■ WHAT TO PRODUCE ■
Copy each line exactly.

(Dataset rows about figures)
================

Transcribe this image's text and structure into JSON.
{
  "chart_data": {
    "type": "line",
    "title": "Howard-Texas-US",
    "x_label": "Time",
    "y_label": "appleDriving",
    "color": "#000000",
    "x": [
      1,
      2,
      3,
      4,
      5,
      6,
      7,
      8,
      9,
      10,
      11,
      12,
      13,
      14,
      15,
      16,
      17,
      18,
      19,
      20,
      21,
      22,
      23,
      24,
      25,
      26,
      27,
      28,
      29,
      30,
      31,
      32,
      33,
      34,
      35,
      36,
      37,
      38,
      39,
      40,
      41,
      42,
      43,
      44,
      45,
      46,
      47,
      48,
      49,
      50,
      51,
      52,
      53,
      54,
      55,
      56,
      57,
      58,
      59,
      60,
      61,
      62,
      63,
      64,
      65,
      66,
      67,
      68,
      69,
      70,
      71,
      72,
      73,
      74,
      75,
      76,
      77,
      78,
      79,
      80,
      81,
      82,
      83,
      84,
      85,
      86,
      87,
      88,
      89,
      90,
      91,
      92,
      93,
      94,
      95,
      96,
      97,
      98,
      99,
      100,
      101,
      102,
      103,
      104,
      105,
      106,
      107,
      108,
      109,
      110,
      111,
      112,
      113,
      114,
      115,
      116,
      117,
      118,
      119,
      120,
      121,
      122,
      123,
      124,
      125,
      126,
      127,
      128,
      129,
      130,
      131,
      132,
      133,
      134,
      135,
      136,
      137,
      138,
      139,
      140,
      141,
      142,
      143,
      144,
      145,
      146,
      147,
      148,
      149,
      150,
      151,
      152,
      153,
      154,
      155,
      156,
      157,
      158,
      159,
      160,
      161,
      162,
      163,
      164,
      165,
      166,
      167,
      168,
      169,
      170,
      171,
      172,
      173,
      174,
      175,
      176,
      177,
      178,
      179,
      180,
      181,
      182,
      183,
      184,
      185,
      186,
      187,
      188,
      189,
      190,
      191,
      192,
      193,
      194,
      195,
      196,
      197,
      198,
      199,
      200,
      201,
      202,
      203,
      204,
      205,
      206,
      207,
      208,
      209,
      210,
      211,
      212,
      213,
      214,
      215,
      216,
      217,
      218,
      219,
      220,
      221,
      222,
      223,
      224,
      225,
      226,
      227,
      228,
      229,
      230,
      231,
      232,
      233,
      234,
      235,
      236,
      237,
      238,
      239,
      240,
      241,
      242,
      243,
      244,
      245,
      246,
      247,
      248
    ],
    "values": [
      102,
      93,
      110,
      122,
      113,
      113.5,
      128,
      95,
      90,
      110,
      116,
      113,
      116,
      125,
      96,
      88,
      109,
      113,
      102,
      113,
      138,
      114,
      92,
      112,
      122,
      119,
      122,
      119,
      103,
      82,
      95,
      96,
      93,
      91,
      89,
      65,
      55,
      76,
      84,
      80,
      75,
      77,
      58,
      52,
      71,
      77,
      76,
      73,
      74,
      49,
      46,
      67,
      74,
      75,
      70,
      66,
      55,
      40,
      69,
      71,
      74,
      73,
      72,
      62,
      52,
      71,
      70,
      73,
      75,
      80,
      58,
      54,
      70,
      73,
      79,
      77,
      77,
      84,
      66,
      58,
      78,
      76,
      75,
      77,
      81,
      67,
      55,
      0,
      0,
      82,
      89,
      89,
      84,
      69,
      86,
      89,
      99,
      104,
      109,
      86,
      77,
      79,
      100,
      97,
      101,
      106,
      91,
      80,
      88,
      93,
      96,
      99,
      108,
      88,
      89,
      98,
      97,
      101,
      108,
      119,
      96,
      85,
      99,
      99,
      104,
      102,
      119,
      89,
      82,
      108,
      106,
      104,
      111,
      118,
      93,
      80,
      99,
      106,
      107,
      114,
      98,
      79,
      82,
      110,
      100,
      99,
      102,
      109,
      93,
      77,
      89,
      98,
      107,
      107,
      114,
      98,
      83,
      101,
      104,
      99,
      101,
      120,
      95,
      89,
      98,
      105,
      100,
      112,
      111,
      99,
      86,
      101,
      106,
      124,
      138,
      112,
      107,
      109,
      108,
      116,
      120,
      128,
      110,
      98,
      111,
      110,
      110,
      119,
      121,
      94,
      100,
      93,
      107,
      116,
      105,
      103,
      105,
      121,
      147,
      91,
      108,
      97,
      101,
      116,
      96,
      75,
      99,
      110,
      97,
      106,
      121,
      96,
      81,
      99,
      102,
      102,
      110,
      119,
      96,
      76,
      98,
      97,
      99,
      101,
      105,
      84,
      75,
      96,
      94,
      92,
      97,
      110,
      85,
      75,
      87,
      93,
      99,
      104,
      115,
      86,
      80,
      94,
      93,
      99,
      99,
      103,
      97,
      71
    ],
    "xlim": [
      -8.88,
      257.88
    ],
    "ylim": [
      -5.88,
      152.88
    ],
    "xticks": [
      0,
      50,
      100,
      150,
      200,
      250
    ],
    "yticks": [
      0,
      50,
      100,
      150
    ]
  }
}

================

■ EXERCISE RESPONSE ■
Transcribe this image's text and structure into JSON.
{
  "chart_data": {
    "type": "line",
    "title": "Howard-Texas-US",
    "x_label": "Time",
    "y_label": "appleDriving",
    "color": "#000000",
    "x": [
      1,
      2,
      3,
      4,
      5,
      6,
      7,
      8,
      9,
      10,
      11,
      12,
      13,
      14,
      15,
      16,
      17,
      18,
      19,
      20,
      21,
      22,
      23,
      24,
      25,
      26,
      27,
      28,
      29,
      30,
      31,
      32,
      33,
      34,
      35,
      36,
      37,
      38,
      39,
      40,
      41,
      42,
      43,
      44,
      45,
      46,
      47,
      48,
      49,
      50,
      51,
      52,
      53,
      54,
      55,
      56,
      57,
      58,
      59,
      60,
      61,
      62,
      63,
      64,
      65,
      66,
      67,
      68,
      69,
      70,
      71,
      72,
      73,
      74,
      75,
      76,
      77,
      78,
      79,
      80,
      81,
      82,
      83,
      84,
      85,
      86,
      87,
      88,
      89,
      90,
      91,
      92,
      93,
      94,
      95,
      96,
      97,
      98,
      99,
      100,
      101,
      102,
      103,
      104,
      105,
      106,
      107,
      108,
      109,
      110,
      111,
      112,
      113,
      114,
      115,
      116,
      117,
      118,
      119,
      120,
      121,
      122,
      123,
      124,
      125,
      126,
      127,
      128,
      129,
      130,
      131,
      132,
      133,
      134,
      135,
      136,
      137,
      138,
      139,
      140,
      141,
      142,
      143,
      144,
      145,
      146,
      147,
      148,
      149,
      150,
      151,
      152,
      153,
      154,
      155,
      156,
      157,
      158,
      159,
      160,
      161,
      162,
      163,
      164,
      165,
      166,
      167,
      168,
      169,
      170,
      171,
      172,
      173,
      174,
      175,
      176,
      177,
      178,
      179,
      180,
      181,
      182,
      183,
      184,
      185,
      186,
      187,
      188,
      189,
      190,
      191,
      192,
      193,
      194,
      195,
      196,
      197,
      198,
      199,
      200,
      201,
      202,
      203,
      204,
      205,
      206,
      207,
      208,
      209,
      210,
      211,
      212,
      213,
      214,
      215,
      216,
      217,
      218,
      219,
      220,
      221,
      222,
      223,
      224,
      225,
      226,
      227,
      228,
      229,
      230,
      231,
      232,
      233,
      234,
      235,
      236,
      237,
      238,
      239,
      240,
      241,
      242,
      243,
      244,
      245,
      246,
      247,
      248
    ],
    "values": [
      102,
      93,
      110,
      122,
      113,
      113.5,
      128,
      95,
      90,
      110,
      116,
      113,
      116,
      125,
      96,
      88,
      109,
      113,
      102,
      113,
      138,
      114,
      92,
      112,
      122,
      119,
      122,
      119,
      103,
      82,
      95,
      96,
      93,
      91,
      89,
      65,
      55,
      76,
      84,
      80,
      75,
      77,
      58,
      52,
      71,
      77,
      76,
      73,
      74,
      49,
      46,
      67,
      74,
      75,
      70,
      66,
      55,
      40,
      69,
      71,
      74,
      73,
      72,
      62,
      52,
      71,
      70,
      73,
      75,
      80,
      58,
      54,
      70,
      73,
      79,
      77,
      77,
      84,
      66,
      58,
      78,
      76,
      75,
      77,
      81,
      67,
      55,
      0,
      0,
      82,
      89,
      89,
      84,
      69,
      86,
      89,
      99,
      104,
      109,
      86,
      77,
      79,
      100,
      97,
      101,
      106,
      91,
      80,
      88,
      93,
      96,
      99,
      108,
      88,
      89,
      98,
      97,
      101,
      108,
      119,
      96,
      85,
      99,
      99,
      104,
      102,
      119,
      89,
      82,
      108,
      106,
      104,
      111,
      118,
      93,
      80,
      99,
      106,
      107,
      114,
      98,
      79,
      82,
      110,
      100,
      99,
      102,
      109,
      93,
      77,
      89,
      98,
      107,
      107,
      114,
      98,
      83,
      101,
      104,
      99,
      101,
      120,
      95,
      89,
      98,
      105,
      100,
      112,
      111,
      99,
      86,
      101,
      106,
      124,
      138,
      112,
      107,
      109,
      108,
      116,
      120,
      128,
      110,
      98,
      111,
      110,
      110,
      119,
      121,
      94,
      100,
      93,
      107,
      116,
      105,
      103,
      105,
      121,
      147,
      91,
      108,
      97,
      101,
      116,
      96,
      75,
      99,
      110,
      97,
      106,
      121,
      96,
      81,
      99,
      102,
      102,
      110,
      119,
      96,
      76,
      98,
      97,
      99,
      101,
      105,
      84,
      75,
      96,
      94,
      92,
      97,
      110,
      85,
      75,
      87,
      93,
      99,
      104,
      115,
      86,
      80,
      94,
      93,
      99,
      99,
      103,
      97,
      71
    ],
    "xlim": [
      -8.88,
      257.88
    ],
    "ylim": [
      -5.88,
      152.88
    ],
    "xticks": [
      0,
      50,
      100,
      150,
      200,
      250
    ],
    "yticks": [
      0,
      50,
      100,
      150
    ]
  }
}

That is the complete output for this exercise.